The problem >> Reproduce the material in full, exactly as written.

------------------------

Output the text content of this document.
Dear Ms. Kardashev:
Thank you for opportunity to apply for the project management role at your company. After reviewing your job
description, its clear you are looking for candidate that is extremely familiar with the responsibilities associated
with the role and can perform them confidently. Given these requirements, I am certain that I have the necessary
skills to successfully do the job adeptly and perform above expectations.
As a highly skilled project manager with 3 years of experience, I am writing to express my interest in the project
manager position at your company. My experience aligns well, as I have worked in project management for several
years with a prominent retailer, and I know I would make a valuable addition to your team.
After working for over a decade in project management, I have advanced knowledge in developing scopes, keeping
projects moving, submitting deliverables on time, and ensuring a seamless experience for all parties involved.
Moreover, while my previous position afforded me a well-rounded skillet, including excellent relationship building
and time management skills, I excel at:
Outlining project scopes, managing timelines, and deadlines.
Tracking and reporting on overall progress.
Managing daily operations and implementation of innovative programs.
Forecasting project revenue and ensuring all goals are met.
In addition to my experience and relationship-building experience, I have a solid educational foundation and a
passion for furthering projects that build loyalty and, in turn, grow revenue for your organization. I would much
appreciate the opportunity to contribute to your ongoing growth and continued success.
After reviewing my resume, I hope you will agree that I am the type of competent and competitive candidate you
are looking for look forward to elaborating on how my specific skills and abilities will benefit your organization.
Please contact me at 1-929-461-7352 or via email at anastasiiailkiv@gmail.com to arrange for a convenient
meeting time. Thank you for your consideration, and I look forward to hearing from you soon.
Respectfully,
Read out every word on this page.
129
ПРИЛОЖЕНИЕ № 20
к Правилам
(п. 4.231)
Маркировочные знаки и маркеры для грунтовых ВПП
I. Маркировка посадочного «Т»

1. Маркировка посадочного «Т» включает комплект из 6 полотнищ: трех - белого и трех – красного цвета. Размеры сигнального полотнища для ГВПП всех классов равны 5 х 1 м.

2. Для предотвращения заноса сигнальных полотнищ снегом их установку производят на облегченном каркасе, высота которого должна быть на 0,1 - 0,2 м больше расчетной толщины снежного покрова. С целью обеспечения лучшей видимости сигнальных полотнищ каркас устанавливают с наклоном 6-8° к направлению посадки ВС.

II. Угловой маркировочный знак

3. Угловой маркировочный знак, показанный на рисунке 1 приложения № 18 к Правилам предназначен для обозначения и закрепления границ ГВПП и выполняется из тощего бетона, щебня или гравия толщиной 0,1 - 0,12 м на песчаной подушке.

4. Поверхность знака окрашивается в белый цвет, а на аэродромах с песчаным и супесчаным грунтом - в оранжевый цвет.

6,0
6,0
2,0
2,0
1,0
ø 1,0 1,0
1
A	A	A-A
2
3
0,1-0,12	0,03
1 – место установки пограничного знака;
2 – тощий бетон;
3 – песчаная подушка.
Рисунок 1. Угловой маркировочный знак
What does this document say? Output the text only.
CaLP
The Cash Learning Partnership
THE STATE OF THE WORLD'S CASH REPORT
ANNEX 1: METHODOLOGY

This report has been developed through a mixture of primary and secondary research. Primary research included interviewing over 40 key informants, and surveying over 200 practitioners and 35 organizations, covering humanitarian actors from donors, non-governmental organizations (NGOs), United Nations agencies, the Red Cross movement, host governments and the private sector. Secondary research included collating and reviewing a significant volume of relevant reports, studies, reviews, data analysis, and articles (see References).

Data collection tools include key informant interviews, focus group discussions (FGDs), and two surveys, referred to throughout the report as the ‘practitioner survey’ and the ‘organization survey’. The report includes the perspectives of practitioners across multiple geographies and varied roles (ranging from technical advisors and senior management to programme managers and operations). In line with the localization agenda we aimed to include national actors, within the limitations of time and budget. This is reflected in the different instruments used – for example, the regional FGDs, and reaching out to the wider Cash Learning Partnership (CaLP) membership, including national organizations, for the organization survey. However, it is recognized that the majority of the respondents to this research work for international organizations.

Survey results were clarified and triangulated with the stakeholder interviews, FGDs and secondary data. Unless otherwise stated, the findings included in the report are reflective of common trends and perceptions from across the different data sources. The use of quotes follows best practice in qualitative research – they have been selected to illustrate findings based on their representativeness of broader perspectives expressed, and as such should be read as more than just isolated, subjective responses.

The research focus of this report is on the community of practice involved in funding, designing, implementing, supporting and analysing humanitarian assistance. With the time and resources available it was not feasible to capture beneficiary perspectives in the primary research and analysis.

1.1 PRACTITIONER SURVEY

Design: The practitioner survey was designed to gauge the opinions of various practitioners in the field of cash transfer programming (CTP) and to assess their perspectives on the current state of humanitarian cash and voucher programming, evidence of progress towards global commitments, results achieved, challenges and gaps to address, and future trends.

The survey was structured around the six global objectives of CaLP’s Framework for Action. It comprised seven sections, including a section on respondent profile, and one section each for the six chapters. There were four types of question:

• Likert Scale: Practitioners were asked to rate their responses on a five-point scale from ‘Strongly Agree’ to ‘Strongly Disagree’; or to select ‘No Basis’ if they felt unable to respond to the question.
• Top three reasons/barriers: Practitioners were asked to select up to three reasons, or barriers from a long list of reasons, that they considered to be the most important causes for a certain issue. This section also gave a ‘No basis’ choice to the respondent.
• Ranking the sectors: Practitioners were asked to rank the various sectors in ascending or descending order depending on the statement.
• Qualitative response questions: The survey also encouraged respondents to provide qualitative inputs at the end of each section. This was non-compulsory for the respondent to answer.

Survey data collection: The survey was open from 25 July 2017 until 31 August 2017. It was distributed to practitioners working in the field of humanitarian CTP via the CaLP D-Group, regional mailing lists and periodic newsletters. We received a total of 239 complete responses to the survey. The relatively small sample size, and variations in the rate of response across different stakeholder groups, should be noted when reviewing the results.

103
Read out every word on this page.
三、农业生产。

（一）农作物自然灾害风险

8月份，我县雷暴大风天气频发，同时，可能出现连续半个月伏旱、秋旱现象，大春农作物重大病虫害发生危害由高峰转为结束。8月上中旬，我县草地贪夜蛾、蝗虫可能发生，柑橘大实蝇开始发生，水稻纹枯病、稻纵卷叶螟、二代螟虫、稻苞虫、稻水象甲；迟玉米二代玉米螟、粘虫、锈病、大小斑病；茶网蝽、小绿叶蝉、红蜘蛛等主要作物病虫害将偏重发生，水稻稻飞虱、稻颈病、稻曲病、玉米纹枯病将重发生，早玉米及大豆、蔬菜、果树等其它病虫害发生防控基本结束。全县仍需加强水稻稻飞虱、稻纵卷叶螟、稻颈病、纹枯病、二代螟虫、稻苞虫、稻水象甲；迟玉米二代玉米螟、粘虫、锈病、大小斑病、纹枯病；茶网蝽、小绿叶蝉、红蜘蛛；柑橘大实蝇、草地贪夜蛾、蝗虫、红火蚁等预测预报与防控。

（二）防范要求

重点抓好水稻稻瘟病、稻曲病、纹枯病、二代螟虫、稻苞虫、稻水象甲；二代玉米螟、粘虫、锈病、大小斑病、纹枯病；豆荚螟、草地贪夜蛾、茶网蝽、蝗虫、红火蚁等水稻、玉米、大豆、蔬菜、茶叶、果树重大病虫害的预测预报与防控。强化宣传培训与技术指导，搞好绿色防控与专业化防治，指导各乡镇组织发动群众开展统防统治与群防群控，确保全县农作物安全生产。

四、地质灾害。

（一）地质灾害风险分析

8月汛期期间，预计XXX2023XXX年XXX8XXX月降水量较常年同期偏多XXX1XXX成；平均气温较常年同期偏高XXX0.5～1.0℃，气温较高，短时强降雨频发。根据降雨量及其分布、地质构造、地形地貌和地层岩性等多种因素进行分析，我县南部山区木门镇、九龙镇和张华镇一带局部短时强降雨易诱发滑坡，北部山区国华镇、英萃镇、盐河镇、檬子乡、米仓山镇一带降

------------------------

Result of the exercise >>
Output the text content of this document.
Dear Ms. Kardashev:
Thank you for opportunity to apply for the project management role at your company. After reviewing your job
description, its clear you are looking for candidate that is extremely familiar with the responsibilities associated
with the role and can perform them confidently. Given these requirements, I am certain that I have the necessary
skills to successfully do the job adeptly and perform above expectations.
As a highly skilled project manager with 3 years of experience, I am writing to express my interest in the project
manager position at your company. My experience aligns well, as I have worked in project management for several
years with a prominent retailer, and I know I would make a valuable addition to your team.
After working for over a decade in project management, I have advanced knowledge in developing scopes, keeping
projects moving, submitting deliverables on time, and ensuring a seamless experience for all parties involved.
Moreover, while my previous position afforded me a well-rounded skillet, including excellent relationship building
and time management skills, I excel at:
Outlining project scopes, managing timelines, and deadlines.
Tracking and reporting on overall progress.
Managing daily operations and implementation of innovative programs.
Forecasting project revenue and ensuring all goals are met.
In addition to my experience and relationship-building experience, I have a solid educational foundation and a
passion for furthering projects that build loyalty and, in turn, grow revenue for your organization. I would much
appreciate the opportunity to contribute to your ongoing growth and continued success.
After reviewing my resume, I hope you will agree that I am the type of competent and competitive candidate you
are looking for look forward to elaborating on how my specific skills and abilities will benefit your organization.
Please contact me at 1-929-461-7352 or via email at anastasiiailkiv@gmail.com to arrange for a convenient
meeting time. Thank you for your consideration, and I look forward to hearing from you soon.
Respectfully,
Read out every word on this page.
129
ПРИЛОЖЕНИЕ № 20
к Правилам
(п. 4.231)
Маркировочные знаки и маркеры для грунтовых ВПП
I. Маркировка посадочного «Т»

1. Маркировка посадочного «Т» включает комплект из 6 полотнищ: трех - белого и трех – красного цвета. Размеры сигнального полотнища для ГВПП всех классов равны 5 х 1 м.

2. Для предотвращения заноса сигнальных полотнищ снегом их установку производят на облегченном каркасе, высота которого должна быть на 0,1 - 0,2 м больше расчетной толщины снежного покрова. С целью обеспечения лучшей видимости сигнальных полотнищ каркас устанавливают с наклоном 6-8° к направлению посадки ВС.

II. Угловой маркировочный знак

3. Угловой маркировочный знак, показанный на рисунке 1 приложения № 18 к Правилам предназначен для обозначения и закрепления границ ГВПП и выполняется из тощего бетона, щебня или гравия толщиной 0,1 - 0,12 м на песчаной подушке.

4. Поверхность знака окрашивается в белый цвет, а на аэродромах с песчаным и супесчаным грунтом - в оранжевый цвет.

6,0
6,0
2,0
2,0
1,0
ø 1,0 1,0
1
A	A	A-A
2
3
0,1-0,12	0,03
1 – место установки пограничного знака;
2 – тощий бетон;
3 – песчаная подушка.
Рисунок 1. Угловой маркировочный знак
What does this document say? Output the text only.
CaLP
The Cash Learning Partnership
THE STATE OF THE WORLD'S CASH REPORT
ANNEX 1: METHODOLOGY

This report has been developed through a mixture of primary and secondary research. Primary research included interviewing over 40 key informants, and surveying over 200 practitioners and 35 organizations, covering humanitarian actors from donors, non-governmental organizations (NGOs), United Nations agencies, the Red Cross movement, host governments and the private sector. Secondary research included collating and reviewing a significant volume of relevant reports, studies, reviews, data analysis, and articles (see References).

Data collection tools include key informant interviews, focus group discussions (FGDs), and two surveys, referred to throughout the report as the ‘practitioner survey’ and the ‘organization survey’. The report includes the perspectives of practitioners across multiple geographies and varied roles (ranging from technical advisors and senior management to programme managers and operations). In line with the localization agenda we aimed to include national actors, within the limitations of time and budget. This is reflected in the different instruments used – for example, the regional FGDs, and reaching out to the wider Cash Learning Partnership (CaLP) membership, including national organizations, for the organization survey. However, it is recognized that the majority of the respondents to this research work for international organizations.

Survey results were clarified and triangulated with the stakeholder interviews, FGDs and secondary data. Unless otherwise stated, the findings included in the report are reflective of common trends and perceptions from across the different data sources. The use of quotes follows best practice in qualitative research – they have been selected to illustrate findings based on their representativeness of broader perspectives expressed, and as such should be read as more than just isolated, subjective responses.

The research focus of this report is on the community of practice involved in funding, designing, implementing, supporting and analysing humanitarian assistance. With the time and resources available it was not feasible to capture beneficiary perspectives in the primary research and analysis.

1.1 PRACTITIONER SURVEY

Design: The practitioner survey was designed to gauge the opinions of various practitioners in the field of cash transfer programming (CTP) and to assess their perspectives on the current state of humanitarian cash and voucher programming, evidence of progress towards global commitments, results achieved, challenges and gaps to address, and future trends.

The survey was structured around the six global objectives of CaLP’s Framework for Action. It comprised seven sections, including a section on respondent profile, and one section each for the six chapters. There were four types of question:

• Likert Scale: Practitioners were asked to rate their responses on a five-point scale from ‘Strongly Agree’ to ‘Strongly Disagree’; or to select ‘No Basis’ if they felt unable to respond to the question.
• Top three reasons/barriers: Practitioners were asked to select up to three reasons, or barriers from a long list of reasons, that they considered to be the most important causes for a certain issue. This section also gave a ‘No basis’ choice to the respondent.
• Ranking the sectors: Practitioners were asked to rank the various sectors in ascending or descending order depending on the statement.
• Qualitative response questions: The survey also encouraged respondents to provide qualitative inputs at the end of each section. This was non-compulsory for the respondent to answer.

Survey data collection: The survey was open from 25 July 2017 until 31 August 2017. It was distributed to practitioners working in the field of humanitarian CTP via the CaLP D-Group, regional mailing lists and periodic newsletters. We received a total of 239 complete responses to the survey. The relatively small sample size, and variations in the rate of response across different stakeholder groups, should be noted when reviewing the results.

103
Read out every word on this page.
三、农业生产。

（一）农作物自然灾害风险

8月份，我县雷暴大风天气频发，同时，可能出现连续半个月伏旱、秋旱现象，大春农作物重大病虫害发生危害由高峰转为结束。8月上中旬，我县草地贪夜蛾、蝗虫可能发生，柑橘大实蝇开始发生，水稻纹枯病、稻纵卷叶螟、二代螟虫、稻苞虫、稻水象甲；迟玉米二代玉米螟、粘虫、锈病、大小斑病；茶网蝽、小绿叶蝉、红蜘蛛等主要作物病虫害将偏重发生，水稻稻飞虱、稻颈病、稻曲病、玉米纹枯病将重发生，早玉米及大豆、蔬菜、果树等其它病虫害发生防控基本结束。全县仍需加强水稻稻飞虱、稻纵卷叶螟、稻颈病、纹枯病、二代螟虫、稻苞虫、稻水象甲；迟玉米二代玉米螟、粘虫、锈病、大小斑病、纹枯病；茶网蝽、小绿叶蝉、红蜘蛛；柑橘大实蝇、草地贪夜蛾、蝗虫、红火蚁等预测预报与防控。

（二）防范要求

重点抓好水稻稻瘟病、稻曲病、纹枯病、二代螟虫、稻苞虫、稻水象甲；二代玉米螟、粘虫、锈病、大小斑病、纹枯病；豆荚螟、草地贪夜蛾、茶网蝽、蝗虫、红火蚁等水稻、玉米、大豆、蔬菜、茶叶、果树重大病虫害的预测预报与防控。强化宣传培训与技术指导，搞好绿色防控与专业化防治，指导各乡镇组织发动群众开展统防统治与群防群控，确保全县农作物安全生产。

四、地质灾害。

（一）地质灾害风险分析

8月汛期期间，预计XXX2023XXX年XXX8XXX月降水量较常年同期偏多XXX1XXX成；平均气温较常年同期偏高XXX0.5～1.0℃，气温较高，短时强降雨频发。根据降雨量及其分布、地质构造、地形地貌和地层岩性等多种因素进行分析，我县南部山区木门镇、九龙镇和张华镇一带局部短时强降雨易诱发滑坡，北部山区国华镇、英萃镇、盐河镇、檬子乡、米仓山镇一带降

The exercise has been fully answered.